### REQUIRED WORK
Each entry below must be repeated exactly, with pictures left out.

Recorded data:
Begin

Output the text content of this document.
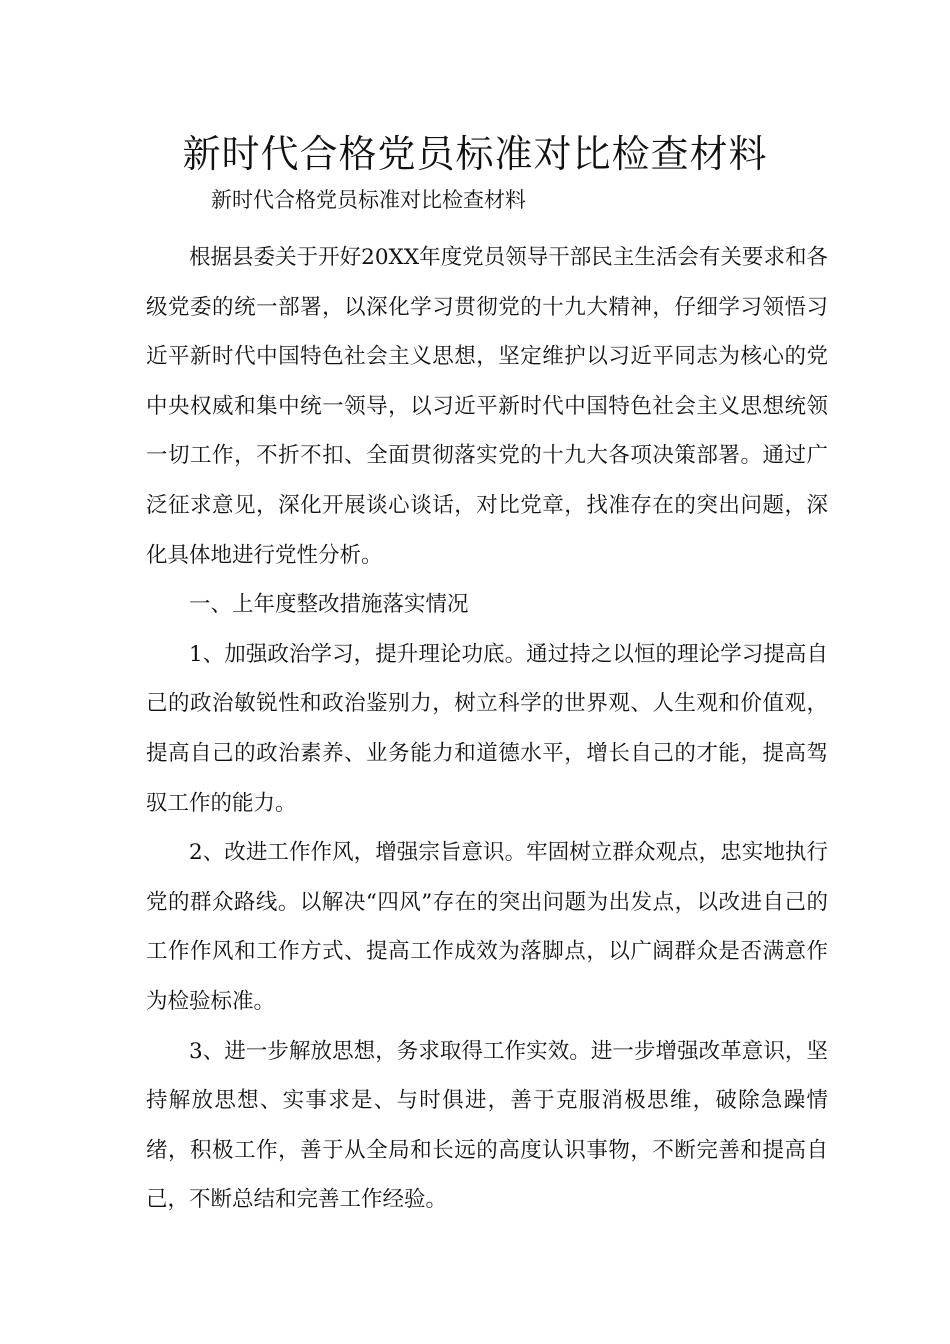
新时代合格党员标准对比检查材料

新时代合格党员标准对比检查材料

根据县委关于开好20XX年度党员领导干部民主生活会有关要求和各级党委的统一部署，以深化学习贯彻党的十九大精神，仔细学习领悟习近平新时代中国特色社会主义思想，坚定维护以习近平同志为核心的党中央权威和集中统一领导，以习近平新时代中国特色社会主义思想统领一切工作，不折不扣、全面贯彻落实党的十九大各项决策部署。通过广泛征求意见，深化开展谈心谈话，对比党章，找准存在的突出问题，深化具体地进行党性分析。

一、上年度整改措施落实情况

1、加强政治学习，提升理论功底。通过持之以恒的理论学习提高自己的政治敏锐性和政治鉴别力，树立科学的世界观、人生观和价值观，提高自己的政治素养、业务能力和道德水平，增长自己的才能，提高驾驭工作的能力。

2、改进工作作风，增强宗旨意识。牢固树立群众观点，忠实地执行党的群众路线。以解决“四风”存在的突出问题为出发点，以改进自己的工作作风和工作方式、提高工作成效为落脚点，以广阔群众是否满意作为检验标准。

3、进一步解放思想，务求取得工作实效。进一步增强改革意识，坚持解放思想、实事求是、与时俱进，善于克服消极思维，破除急躁情绪，积极工作，善于从全局和长远的高度认识事物，不断完善和提高自己，不断总结和完善工作经验。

End

### OUTPUT FOR THIS EXERCISE
Output the text content of this document.
新时代合格党员标准对比检查材料

新时代合格党员标准对比检查材料

根据县委关于开好20XX年度党员领导干部民主生活会有关要求和各级党委的统一部署，以深化学习贯彻党的十九大精神，仔细学习领悟习近平新时代中国特色社会主义思想，坚定维护以习近平同志为核心的党中央权威和集中统一领导，以习近平新时代中国特色社会主义思想统领一切工作，不折不扣、全面贯彻落实党的十九大各项决策部署。通过广泛征求意见，深化开展谈心谈话，对比党章，找准存在的突出问题，深化具体地进行党性分析。

一、上年度整改措施落实情况

1、加强政治学习，提升理论功底。通过持之以恒的理论学习提高自己的政治敏锐性和政治鉴别力，树立科学的世界观、人生观和价值观，提高自己的政治素养、业务能力和道德水平，增长自己的才能，提高驾驭工作的能力。

2、改进工作作风，增强宗旨意识。牢固树立群众观点，忠实地执行党的群众路线。以解决“四风”存在的突出问题为出发点，以改进自己的工作作风和工作方式、提高工作成效为落脚点，以广阔群众是否满意作为检验标准。

3、进一步解放思想，务求取得工作实效。进一步增强改革意识，坚持解放思想、实事求是、与时俱进，善于克服消极思维，破除急躁情绪，积极工作，善于从全局和长远的高度认识事物，不断完善和提高自己，不断总结和完善工作经验。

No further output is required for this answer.